**Given request**. Set down each line of the data below exactly as it stands, dropping the pictures.

Entries from a visual dataset:
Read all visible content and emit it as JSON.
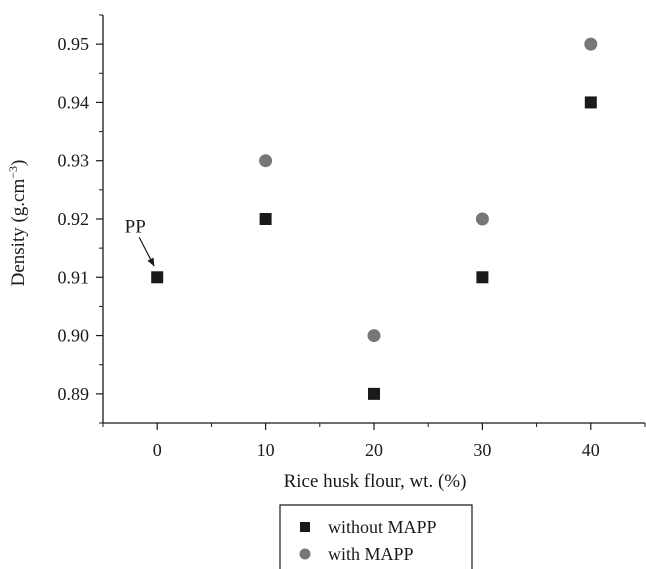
{
  "chart_data": {
    "type": "scatter",
    "title": "",
    "xlabel": "Rice husk flour, wt. (%)",
    "ylabel_main": "Density (g.cm",
    "ylabel_sup": "−3",
    "ylabel_close": ")",
    "xlim": [
      -5,
      45
    ],
    "ylim": [
      0.885,
      0.955
    ],
    "xticks": [
      0,
      10,
      20,
      30,
      40
    ],
    "xtick_labels": [
      "0",
      "10",
      "20",
      "30",
      "40"
    ],
    "yticks": [
      0.89,
      0.9,
      0.91,
      0.92,
      0.93,
      0.94,
      0.95
    ],
    "ytick_labels": [
      "0.89",
      "0.90",
      "0.91",
      "0.92",
      "0.93",
      "0.94",
      "0.95"
    ],
    "grid": false,
    "legend_position": "bottom-center",
    "series": [
      {
        "name": "without MAPP",
        "marker": "square",
        "color": "#1a1a1a",
        "x": [
          0,
          10,
          20,
          30,
          40
        ],
        "y": [
          0.91,
          0.92,
          0.89,
          0.91,
          0.94
        ]
      },
      {
        "name": "with MAPP",
        "marker": "circle",
        "color": "#777777",
        "x": [
          10,
          20,
          30,
          40
        ],
        "y": [
          0.93,
          0.9,
          0.92,
          0.95
        ]
      }
    ],
    "annotations": [
      {
        "text": "PP",
        "x": 0,
        "y": 0.91
      }
    ]
  }
}
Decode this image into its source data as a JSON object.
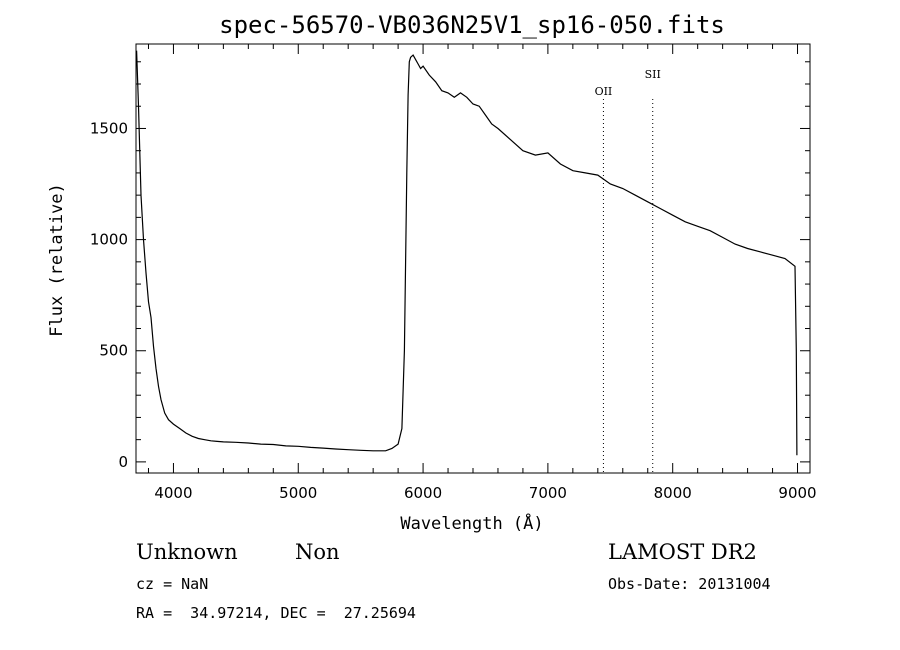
{
  "chart_data": {
    "type": "line",
    "title": "spec-56570-VB036N25V1_sp16-050.fits",
    "xlabel": "Wavelength (Å)",
    "ylabel": "Flux (relative)",
    "xlim": [
      3700,
      9100
    ],
    "ylim": [
      -50,
      1880
    ],
    "xticks": [
      4000,
      5000,
      6000,
      7000,
      8000,
      9000
    ],
    "yticks": [
      0,
      500,
      1000,
      1500
    ],
    "grid": false,
    "line_color": "#000000",
    "lines": [
      {
        "label": "OII",
        "x": 7445
      },
      {
        "label": "SII",
        "x": 7840
      }
    ],
    "series": [
      {
        "x": [
          3705,
          3720,
          3740,
          3760,
          3780,
          3800,
          3820,
          3840,
          3860,
          3880,
          3900,
          3930,
          3960,
          4000,
          4050,
          4100,
          4150,
          4200,
          4250,
          4300,
          4350,
          4400,
          4500,
          4600,
          4700,
          4800,
          4900,
          5000,
          5100,
          5200,
          5300,
          5400,
          5500,
          5600,
          5700,
          5750,
          5800,
          5830,
          5850,
          5860,
          5870,
          5880,
          5890,
          5900,
          5920,
          5940,
          5960,
          5980,
          6000,
          6050,
          6100,
          6150,
          6200,
          6250,
          6300,
          6350,
          6400,
          6450,
          6500,
          6550,
          6600,
          6700,
          6800,
          6900,
          7000,
          7100,
          7200,
          7300,
          7400,
          7500,
          7600,
          7700,
          7800,
          7900,
          8000,
          8100,
          8200,
          8300,
          8400,
          8500,
          8600,
          8700,
          8800,
          8900,
          8980,
          8990,
          8995
        ],
        "values": [
          1850,
          1600,
          1200,
          1000,
          850,
          720,
          650,
          520,
          420,
          340,
          280,
          220,
          190,
          170,
          150,
          130,
          115,
          105,
          100,
          95,
          92,
          90,
          88,
          85,
          80,
          78,
          72,
          70,
          65,
          62,
          58,
          55,
          52,
          50,
          50,
          60,
          80,
          150,
          500,
          900,
          1300,
          1650,
          1800,
          1820,
          1830,
          1810,
          1790,
          1770,
          1780,
          1740,
          1710,
          1670,
          1660,
          1640,
          1660,
          1640,
          1610,
          1600,
          1560,
          1520,
          1500,
          1450,
          1400,
          1380,
          1390,
          1340,
          1310,
          1300,
          1290,
          1250,
          1230,
          1200,
          1170,
          1140,
          1110,
          1080,
          1060,
          1040,
          1010,
          980,
          960,
          945,
          930,
          915,
          880,
          500,
          30
        ]
      }
    ]
  },
  "footer": {
    "object_name": "Unknown",
    "object_class": "Non",
    "cz": "cz = NaN",
    "coords": "RA =  34.97214, DEC =  27.25694",
    "survey": "LAMOST DR2",
    "obs_date": "Obs-Date: 20131004"
  }
}
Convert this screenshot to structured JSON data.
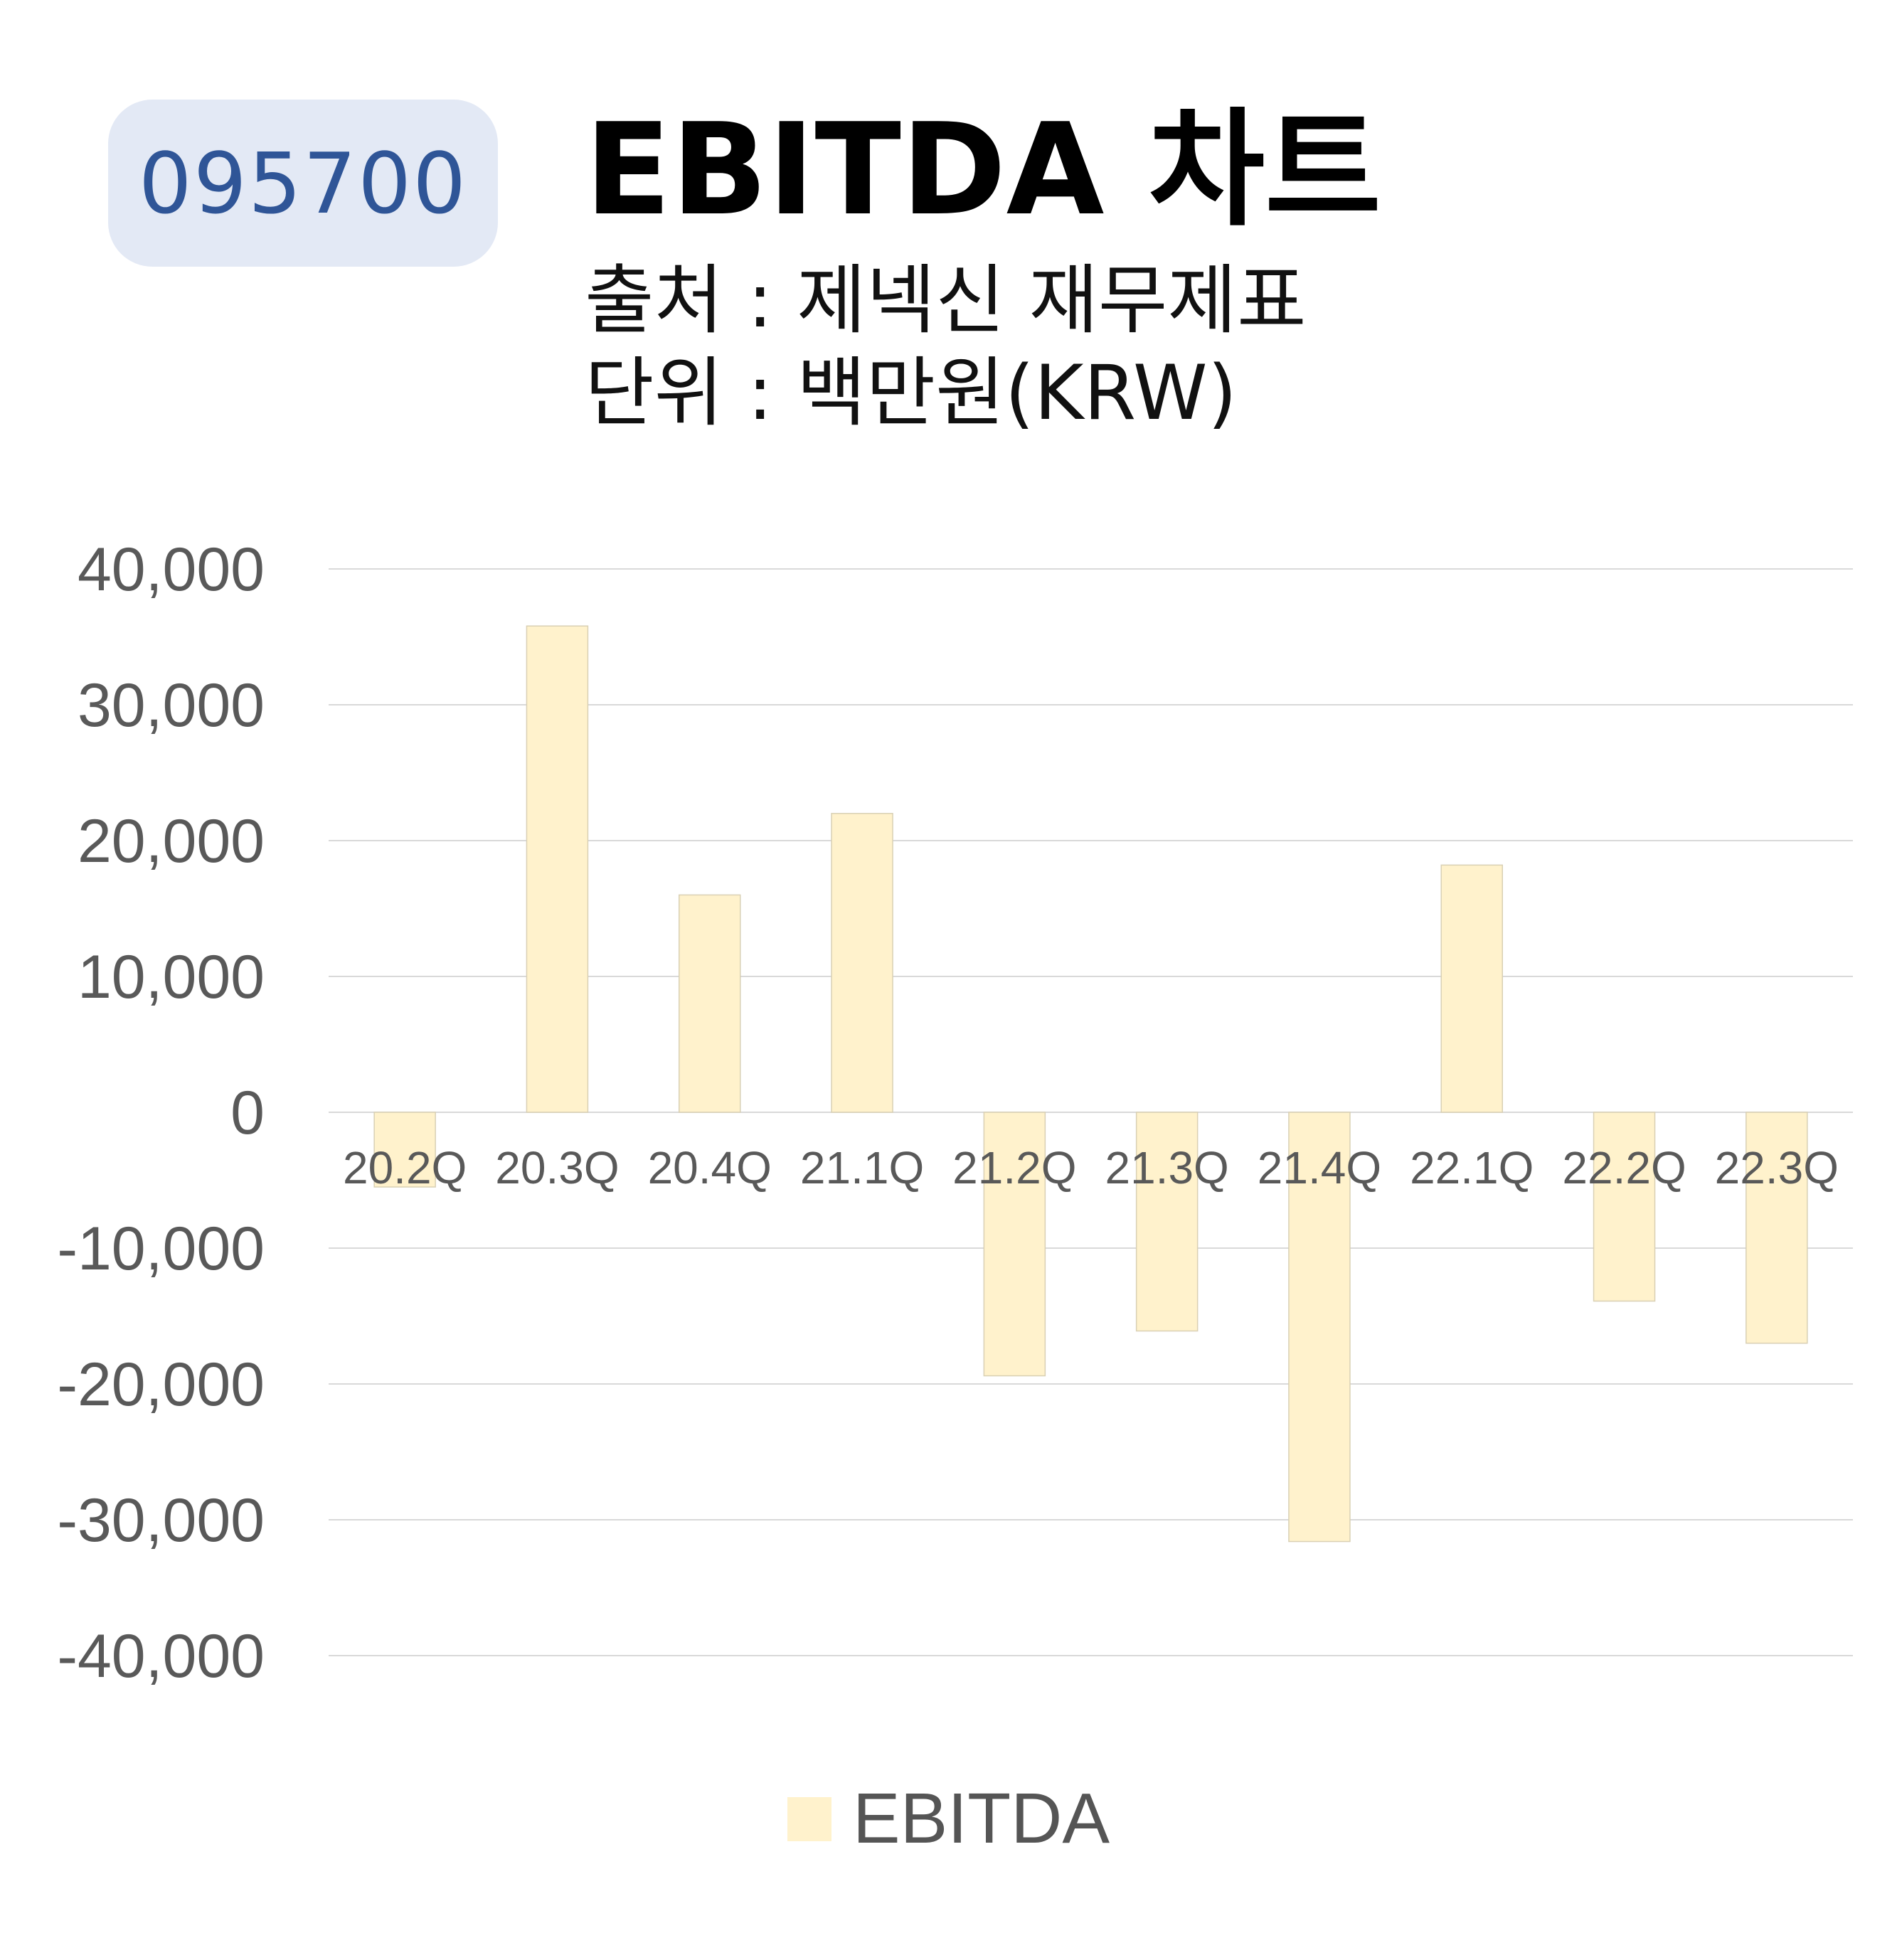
{
  "ticker": "095700",
  "title": "EBITDA 차트",
  "source": "출처 : 제넥신 재무제표",
  "unit": "단위 : 백만원(KRW)",
  "colors": {
    "bar": "#fff2cc",
    "bar_edge": "#d9d0b4",
    "grid": "#d9d9d9",
    "tick_text": "#595959",
    "ticker_bg": "#e3e9f5",
    "ticker_text": "#2f5597"
  },
  "chart_data": {
    "type": "bar",
    "categories": [
      "20.2Q",
      "20.3Q",
      "20.4Q",
      "21.1Q",
      "21.2Q",
      "21.3Q",
      "21.4Q",
      "22.1Q",
      "22.2Q",
      "22.3Q"
    ],
    "series": [
      {
        "name": "EBITDA",
        "values": [
          -5500,
          35800,
          16000,
          22000,
          -19400,
          -16100,
          -31600,
          18200,
          -13900,
          -17000
        ]
      }
    ],
    "ylim": [
      -40000,
      40000
    ],
    "yticks": [
      "40,000",
      "30,000",
      "20,000",
      "10,000",
      "0",
      "-10,000",
      "-20,000",
      "-30,000",
      "-40,000"
    ],
    "ytick_values": [
      40000,
      30000,
      20000,
      10000,
      0,
      -10000,
      -20000,
      -30000,
      -40000
    ],
    "grid": true,
    "legend": {
      "position": "bottom",
      "entries": [
        "EBITDA"
      ]
    }
  }
}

**Final result**.
Read all visible content and emit it as JSON.
{
  "chart_data": {
    "type": "scatter",
    "title": "",
    "xlabel": "Rice husk flour, wt. (%)",
    "ylabel_main": "Density (g.cm",
    "ylabel_sup": "−3",
    "ylabel_close": ")",
    "xlim": [
      -5,
      45
    ],
    "ylim": [
      0.885,
      0.955
    ],
    "xticks": [
      0,
      10,
      20,
      30,
      40
    ],
    "xtick_labels": [
      "0",
      "10",
      "20",
      "30",
      "40"
    ],
    "yticks": [
      0.89,
      0.9,
      0.91,
      0.92,
      0.93,
      0.94,
      0.95
    ],
    "ytick_labels": [
      "0.89",
      "0.90",
      "0.91",
      "0.92",
      "0.93",
      "0.94",
      "0.95"
    ],
    "grid": false,
    "legend_position": "bottom-center",
    "series": [
      {
        "name": "without MAPP",
        "marker": "square",
        "color": "#1a1a1a",
        "x": [
          0,
          10,
          20,
          30,
          40
        ],
        "y": [
          0.91,
          0.92,
          0.89,
          0.91,
          0.94
        ]
      },
      {
        "name": "with MAPP",
        "marker": "circle",
        "color": "#777777",
        "x": [
          10,
          20,
          30,
          40
        ],
        "y": [
          0.93,
          0.9,
          0.92,
          0.95
        ]
      }
    ],
    "annotations": [
      {
        "text": "PP",
        "x": 0,
        "y": 0.91
      }
    ]
  }
}
Decode this image into its source data as a JSON object.
{
  "chart_data": {
    "type": "line",
    "title": "spec-56570-VB036N25V1_sp16-050.fits",
    "xlabel": "Wavelength (Å)",
    "ylabel": "Flux (relative)",
    "xlim": [
      3700,
      9100
    ],
    "ylim": [
      -50,
      1880
    ],
    "xticks": [
      4000,
      5000,
      6000,
      7000,
      8000,
      9000
    ],
    "yticks": [
      0,
      500,
      1000,
      1500
    ],
    "grid": false,
    "line_color": "#000000",
    "lines": [
      {
        "label": "OII",
        "x": 7445
      },
      {
        "label": "SII",
        "x": 7840
      }
    ],
    "series": [
      {
        "x": [
          3705,
          3720,
          3740,
          3760,
          3780,
          3800,
          3820,
          3840,
          3860,
          3880,
          3900,
          3930,
          3960,
          4000,
          4050,
          4100,
          4150,
          4200,
          4250,
          4300,
          4350,
          4400,
          4500,
          4600,
          4700,
          4800,
          4900,
          5000,
          5100,
          5200,
          5300,
          5400,
          5500,
          5600,
          5700,
          5750,
          5800,
          5830,
          5850,
          5860,
          5870,
          5880,
          5890,
          5900,
          5920,
          5940,
          5960,
          5980,
          6000,
          6050,
          6100,
          6150,
          6200,
          6250,
          6300,
          6350,
          6400,
          6450,
          6500,
          6550,
          6600,
          6700,
          6800,
          6900,
          7000,
          7100,
          7200,
          7300,
          7400,
          7500,
          7600,
          7700,
          7800,
          7900,
          8000,
          8100,
          8200,
          8300,
          8400,
          8500,
          8600,
          8700,
          8800,
          8900,
          8980,
          8990,
          8995
        ],
        "values": [
          1850,
          1600,
          1200,
          1000,
          850,
          720,
          650,
          520,
          420,
          340,
          280,
          220,
          190,
          170,
          150,
          130,
          115,
          105,
          100,
          95,
          92,
          90,
          88,
          85,
          80,
          78,
          72,
          70,
          65,
          62,
          58,
          55,
          52,
          50,
          50,
          60,
          80,
          150,
          500,
          900,
          1300,
          1650,
          1800,
          1820,
          1830,
          1810,
          1790,
          1770,
          1780,
          1740,
          1710,
          1670,
          1660,
          1640,
          1660,
          1640,
          1610,
          1600,
          1560,
          1520,
          1500,
          1450,
          1400,
          1380,
          1390,
          1340,
          1310,
          1300,
          1290,
          1250,
          1230,
          1200,
          1170,
          1140,
          1110,
          1080,
          1060,
          1040,
          1010,
          980,
          960,
          945,
          930,
          915,
          880,
          500,
          30
        ]
      }
    ]
  },
  "footer": {
    "object_name": "Unknown",
    "object_class": "Non",
    "cz": "cz = NaN",
    "coords": "RA =  34.97214, DEC =  27.25694",
    "survey": "LAMOST DR2",
    "obs_date": "Obs-Date: 20131004"
  }
}
Convert this screenshot to structured JSON data.
{
  "ticker": "095700",
  "title": "EBITDA 차트",
  "source": "출처 : 제넥신 재무제표",
  "unit": "단위 : 백만원(KRW)",
  "colors": {
    "bar": "#fff2cc",
    "bar_edge": "#d9d0b4",
    "grid": "#d9d9d9",
    "tick_text": "#595959",
    "ticker_bg": "#e3e9f5",
    "ticker_text": "#2f5597"
  },
  "chart_data": {
    "type": "bar",
    "categories": [
      "20.2Q",
      "20.3Q",
      "20.4Q",
      "21.1Q",
      "21.2Q",
      "21.3Q",
      "21.4Q",
      "22.1Q",
      "22.2Q",
      "22.3Q"
    ],
    "series": [
      {
        "name": "EBITDA",
        "values": [
          -5500,
          35800,
          16000,
          22000,
          -19400,
          -16100,
          -31600,
          18200,
          -13900,
          -17000
        ]
      }
    ],
    "ylim": [
      -40000,
      40000
    ],
    "yticks": [
      "40,000",
      "30,000",
      "20,000",
      "10,000",
      "0",
      "-10,000",
      "-20,000",
      "-30,000",
      "-40,000"
    ],
    "ytick_values": [
      40000,
      30000,
      20000,
      10000,
      0,
      -10000,
      -20000,
      -30000,
      -40000
    ],
    "grid": true,
    "legend": {
      "position": "bottom",
      "entries": [
        "EBITDA"
      ]
    }
  }
}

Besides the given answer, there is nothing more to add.